§ **Aim of the exercise**
Lines that contain the string "user" are to be copied; leave out all others.

-*-*-

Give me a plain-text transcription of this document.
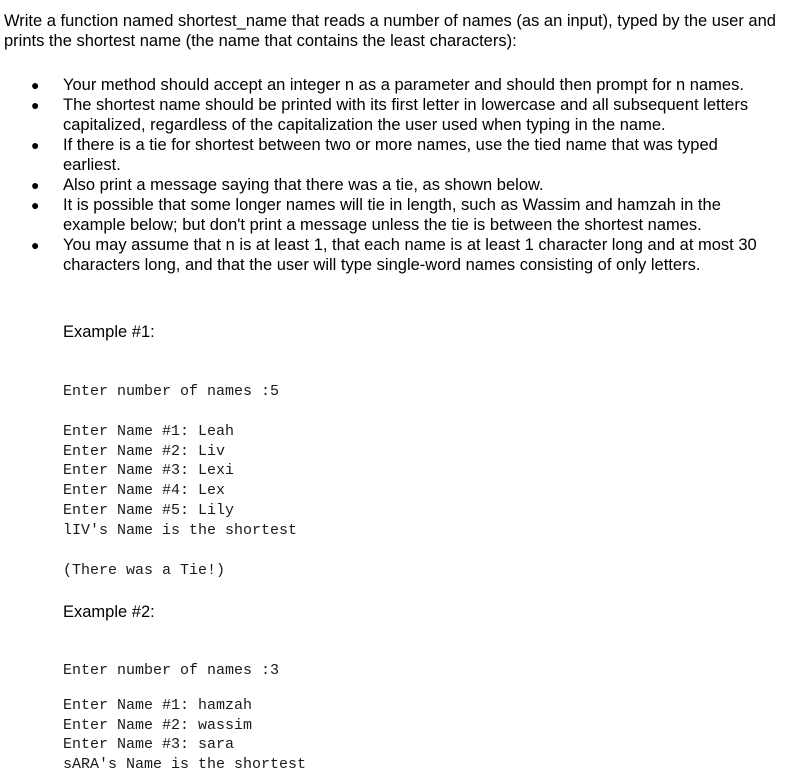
Write a function named shortest_name that reads a number of names (as an input), typed by the user and prints the shortest name (the name that contains the least characters):

● Your method should accept an integer n as a parameter and should then prompt for n names.
● The shortest name should be printed with its first letter in lowercase and all subsequent letters capitalized, regardless of the capitalization the user used when typing in the name.
● If there is a tie for shortest between two or more names, use the tied name that was typed earliest.
● Also print a message saying that there was a tie, as shown below.
● It is possible that some longer names will tie in length, such as Wassim and hamzah in the example below; but don't print a message unless the tie is between the shortest names.
● You may assume that n is at least 1, that each name is at least 1 character long and at most 30 characters long, and that the user will type single-word names consisting of only letters.
Example #1:
Enter number of names :5
Enter Name #1: Leah
Enter Name #2: Liv
Enter Name #3: Lexi
Enter Name #4: Lex
Enter Name #5: Lily
lIV's Name is the shortest
(There was a Tie!)
Example #2:
Enter number of names :3
Enter Name #1: hamzah
Enter Name #2: wassim
Enter Name #3: sara
sARA's Name is the shortest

-*-*-

§ **The output**
Write a function named shortest_name that reads a number of names (as an input), typed by the user and prints the shortest name (the name that contains the least characters):
● The shortest name should be printed with its first letter in lowercase and all subsequent letters capitalized, regardless of the capitalization the user used when typing in the name.
● You may assume that n is at least 1, that each name is at least 1 character long and at most 30 characters long, and that the user will type single-word names consisting of only letters.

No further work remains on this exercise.